Page text dataset records:

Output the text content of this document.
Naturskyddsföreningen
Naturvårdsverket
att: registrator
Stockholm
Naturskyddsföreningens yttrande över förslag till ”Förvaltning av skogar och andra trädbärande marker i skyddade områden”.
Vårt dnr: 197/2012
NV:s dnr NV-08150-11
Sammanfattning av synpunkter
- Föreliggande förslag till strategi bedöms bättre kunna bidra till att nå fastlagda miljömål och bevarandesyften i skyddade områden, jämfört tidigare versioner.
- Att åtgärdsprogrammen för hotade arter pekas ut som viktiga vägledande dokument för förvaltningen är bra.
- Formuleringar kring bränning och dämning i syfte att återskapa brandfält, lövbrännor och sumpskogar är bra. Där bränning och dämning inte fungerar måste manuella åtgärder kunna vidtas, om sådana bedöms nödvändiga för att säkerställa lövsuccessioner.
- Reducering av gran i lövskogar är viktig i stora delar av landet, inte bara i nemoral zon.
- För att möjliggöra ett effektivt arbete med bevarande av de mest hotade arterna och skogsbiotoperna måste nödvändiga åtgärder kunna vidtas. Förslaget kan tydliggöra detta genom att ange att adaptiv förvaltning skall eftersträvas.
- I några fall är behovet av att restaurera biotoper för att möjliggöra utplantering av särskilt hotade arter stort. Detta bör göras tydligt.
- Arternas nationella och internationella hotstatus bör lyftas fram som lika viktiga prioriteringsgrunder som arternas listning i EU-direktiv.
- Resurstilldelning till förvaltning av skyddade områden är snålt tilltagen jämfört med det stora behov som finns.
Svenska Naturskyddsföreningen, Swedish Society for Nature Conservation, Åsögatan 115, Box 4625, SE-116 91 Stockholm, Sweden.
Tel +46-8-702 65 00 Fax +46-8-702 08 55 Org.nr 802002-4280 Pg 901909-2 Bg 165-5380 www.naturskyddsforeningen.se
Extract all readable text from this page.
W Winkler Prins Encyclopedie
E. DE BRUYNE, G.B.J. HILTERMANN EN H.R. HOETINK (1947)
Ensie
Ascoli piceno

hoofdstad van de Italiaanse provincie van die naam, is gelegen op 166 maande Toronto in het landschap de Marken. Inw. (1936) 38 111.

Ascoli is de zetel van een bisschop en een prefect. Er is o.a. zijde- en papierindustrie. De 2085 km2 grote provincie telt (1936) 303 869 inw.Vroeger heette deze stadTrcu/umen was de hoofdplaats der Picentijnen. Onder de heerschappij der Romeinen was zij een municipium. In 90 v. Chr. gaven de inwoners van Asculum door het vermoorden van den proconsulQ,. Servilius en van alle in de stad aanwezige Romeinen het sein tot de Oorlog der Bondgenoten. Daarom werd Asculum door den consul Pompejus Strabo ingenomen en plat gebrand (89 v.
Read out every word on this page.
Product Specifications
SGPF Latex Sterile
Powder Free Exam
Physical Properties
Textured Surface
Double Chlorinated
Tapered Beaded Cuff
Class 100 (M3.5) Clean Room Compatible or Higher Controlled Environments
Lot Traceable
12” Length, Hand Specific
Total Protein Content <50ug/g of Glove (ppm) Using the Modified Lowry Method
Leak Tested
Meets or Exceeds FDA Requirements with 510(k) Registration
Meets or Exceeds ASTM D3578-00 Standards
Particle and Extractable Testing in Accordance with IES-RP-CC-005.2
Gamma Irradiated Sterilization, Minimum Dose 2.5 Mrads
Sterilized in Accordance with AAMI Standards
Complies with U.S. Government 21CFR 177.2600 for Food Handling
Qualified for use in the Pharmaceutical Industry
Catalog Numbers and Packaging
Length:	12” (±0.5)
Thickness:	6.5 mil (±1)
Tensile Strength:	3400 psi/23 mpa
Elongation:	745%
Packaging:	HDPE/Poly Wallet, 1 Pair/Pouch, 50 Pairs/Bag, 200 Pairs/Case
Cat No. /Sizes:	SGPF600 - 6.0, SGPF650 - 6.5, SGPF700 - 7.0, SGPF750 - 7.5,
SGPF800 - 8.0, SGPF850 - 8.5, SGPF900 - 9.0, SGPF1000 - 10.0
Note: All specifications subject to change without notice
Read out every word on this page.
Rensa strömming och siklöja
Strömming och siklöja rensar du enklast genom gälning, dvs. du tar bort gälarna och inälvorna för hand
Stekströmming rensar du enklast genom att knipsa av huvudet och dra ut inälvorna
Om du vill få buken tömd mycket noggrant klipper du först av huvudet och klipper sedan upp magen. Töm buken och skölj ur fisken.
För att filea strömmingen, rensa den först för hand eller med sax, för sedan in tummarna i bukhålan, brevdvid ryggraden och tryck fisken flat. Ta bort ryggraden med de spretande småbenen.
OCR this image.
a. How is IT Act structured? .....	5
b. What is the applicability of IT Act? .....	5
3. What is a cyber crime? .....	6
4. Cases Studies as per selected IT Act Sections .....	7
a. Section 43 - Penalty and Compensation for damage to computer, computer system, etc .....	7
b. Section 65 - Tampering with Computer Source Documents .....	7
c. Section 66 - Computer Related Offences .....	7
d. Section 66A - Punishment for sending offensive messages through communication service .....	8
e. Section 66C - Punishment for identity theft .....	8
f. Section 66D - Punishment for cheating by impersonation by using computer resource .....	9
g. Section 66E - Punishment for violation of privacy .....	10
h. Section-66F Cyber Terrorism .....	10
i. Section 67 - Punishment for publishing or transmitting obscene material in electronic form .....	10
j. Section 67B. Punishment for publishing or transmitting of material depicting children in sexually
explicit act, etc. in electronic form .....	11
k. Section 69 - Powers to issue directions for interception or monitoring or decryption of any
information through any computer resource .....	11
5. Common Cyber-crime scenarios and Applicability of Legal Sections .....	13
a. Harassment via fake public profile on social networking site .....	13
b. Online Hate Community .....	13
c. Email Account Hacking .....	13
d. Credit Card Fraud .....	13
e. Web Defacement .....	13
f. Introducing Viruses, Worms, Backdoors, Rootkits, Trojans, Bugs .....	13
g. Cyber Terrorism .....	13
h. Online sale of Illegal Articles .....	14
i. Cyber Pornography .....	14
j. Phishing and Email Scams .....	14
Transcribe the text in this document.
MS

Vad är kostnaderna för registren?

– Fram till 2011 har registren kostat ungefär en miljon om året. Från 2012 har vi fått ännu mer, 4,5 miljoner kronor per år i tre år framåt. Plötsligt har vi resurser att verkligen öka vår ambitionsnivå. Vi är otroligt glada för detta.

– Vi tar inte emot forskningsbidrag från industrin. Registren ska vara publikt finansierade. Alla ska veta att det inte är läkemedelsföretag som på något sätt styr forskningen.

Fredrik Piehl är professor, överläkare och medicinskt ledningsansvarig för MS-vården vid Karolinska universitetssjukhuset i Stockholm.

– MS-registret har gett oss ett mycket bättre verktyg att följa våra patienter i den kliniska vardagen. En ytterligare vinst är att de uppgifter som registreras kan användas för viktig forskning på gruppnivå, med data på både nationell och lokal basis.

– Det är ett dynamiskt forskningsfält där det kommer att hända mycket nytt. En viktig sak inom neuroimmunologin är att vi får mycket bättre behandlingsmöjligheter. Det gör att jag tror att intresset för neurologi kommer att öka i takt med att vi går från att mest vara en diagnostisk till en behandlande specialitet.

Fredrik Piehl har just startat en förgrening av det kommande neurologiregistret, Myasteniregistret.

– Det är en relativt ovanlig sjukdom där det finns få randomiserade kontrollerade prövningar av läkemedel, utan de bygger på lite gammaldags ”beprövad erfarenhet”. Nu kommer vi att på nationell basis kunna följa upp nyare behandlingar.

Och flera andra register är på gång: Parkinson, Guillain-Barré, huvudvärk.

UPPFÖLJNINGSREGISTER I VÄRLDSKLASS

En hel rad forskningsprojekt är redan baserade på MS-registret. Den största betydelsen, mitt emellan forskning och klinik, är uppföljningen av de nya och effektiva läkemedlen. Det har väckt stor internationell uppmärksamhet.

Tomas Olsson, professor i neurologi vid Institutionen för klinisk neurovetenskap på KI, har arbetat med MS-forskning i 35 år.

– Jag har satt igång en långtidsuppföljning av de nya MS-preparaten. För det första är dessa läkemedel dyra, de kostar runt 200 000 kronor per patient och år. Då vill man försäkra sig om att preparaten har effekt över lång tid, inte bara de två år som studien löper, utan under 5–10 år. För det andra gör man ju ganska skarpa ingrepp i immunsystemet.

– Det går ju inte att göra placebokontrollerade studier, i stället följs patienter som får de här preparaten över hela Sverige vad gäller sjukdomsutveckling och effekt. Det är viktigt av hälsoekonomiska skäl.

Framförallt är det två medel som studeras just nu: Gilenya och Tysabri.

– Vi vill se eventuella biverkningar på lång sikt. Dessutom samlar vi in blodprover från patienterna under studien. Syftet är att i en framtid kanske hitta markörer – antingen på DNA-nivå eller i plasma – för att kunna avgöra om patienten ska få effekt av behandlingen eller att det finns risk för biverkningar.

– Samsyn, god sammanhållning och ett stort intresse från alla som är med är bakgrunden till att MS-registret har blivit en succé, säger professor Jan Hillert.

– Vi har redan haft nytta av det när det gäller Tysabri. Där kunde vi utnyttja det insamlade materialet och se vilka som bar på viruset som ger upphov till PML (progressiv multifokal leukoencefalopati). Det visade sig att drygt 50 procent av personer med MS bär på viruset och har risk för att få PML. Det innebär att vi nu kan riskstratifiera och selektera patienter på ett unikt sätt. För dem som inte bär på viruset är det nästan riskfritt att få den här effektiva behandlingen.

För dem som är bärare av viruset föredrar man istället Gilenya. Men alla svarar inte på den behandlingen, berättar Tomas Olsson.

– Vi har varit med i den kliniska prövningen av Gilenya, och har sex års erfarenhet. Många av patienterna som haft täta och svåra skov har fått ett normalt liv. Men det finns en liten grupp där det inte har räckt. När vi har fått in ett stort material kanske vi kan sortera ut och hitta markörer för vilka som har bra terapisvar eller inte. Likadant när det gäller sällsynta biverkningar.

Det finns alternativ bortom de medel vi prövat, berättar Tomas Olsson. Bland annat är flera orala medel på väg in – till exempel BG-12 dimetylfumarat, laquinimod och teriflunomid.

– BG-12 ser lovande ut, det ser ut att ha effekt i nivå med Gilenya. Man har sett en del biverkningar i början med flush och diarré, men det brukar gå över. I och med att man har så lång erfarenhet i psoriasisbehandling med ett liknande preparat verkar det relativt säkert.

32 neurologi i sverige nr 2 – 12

## WORK INSTRUCTION
Which lines above include the word "redan"? Show each one.

## SOLUTION BELOW
En hel rad forskningsprojekt är redan baserade på MS-registret. Den största betydelsen, mitt emellan forskning och klinik, är uppföljningen av de nya och effektiva läkemedlen. Det har väckt stor internationell uppmärksamhet.
– Vi har redan haft nytta av det när det gäller Tysabri. Där kunde vi utnyttja det insamlade materialet och se vilka som bar på viruset som ger upphov till PML (progressiv multifokal leukoencefalopati). Det visade sig att drygt 50 procent av personer med MS bär på viruset och har risk för att få PML. Det innebär att vi nu kan riskstratifiera och selektera patienter på ett unikt sätt. För dem som inte bär på viruset är det nästan riskfritt att få den här effektiva behandlingen.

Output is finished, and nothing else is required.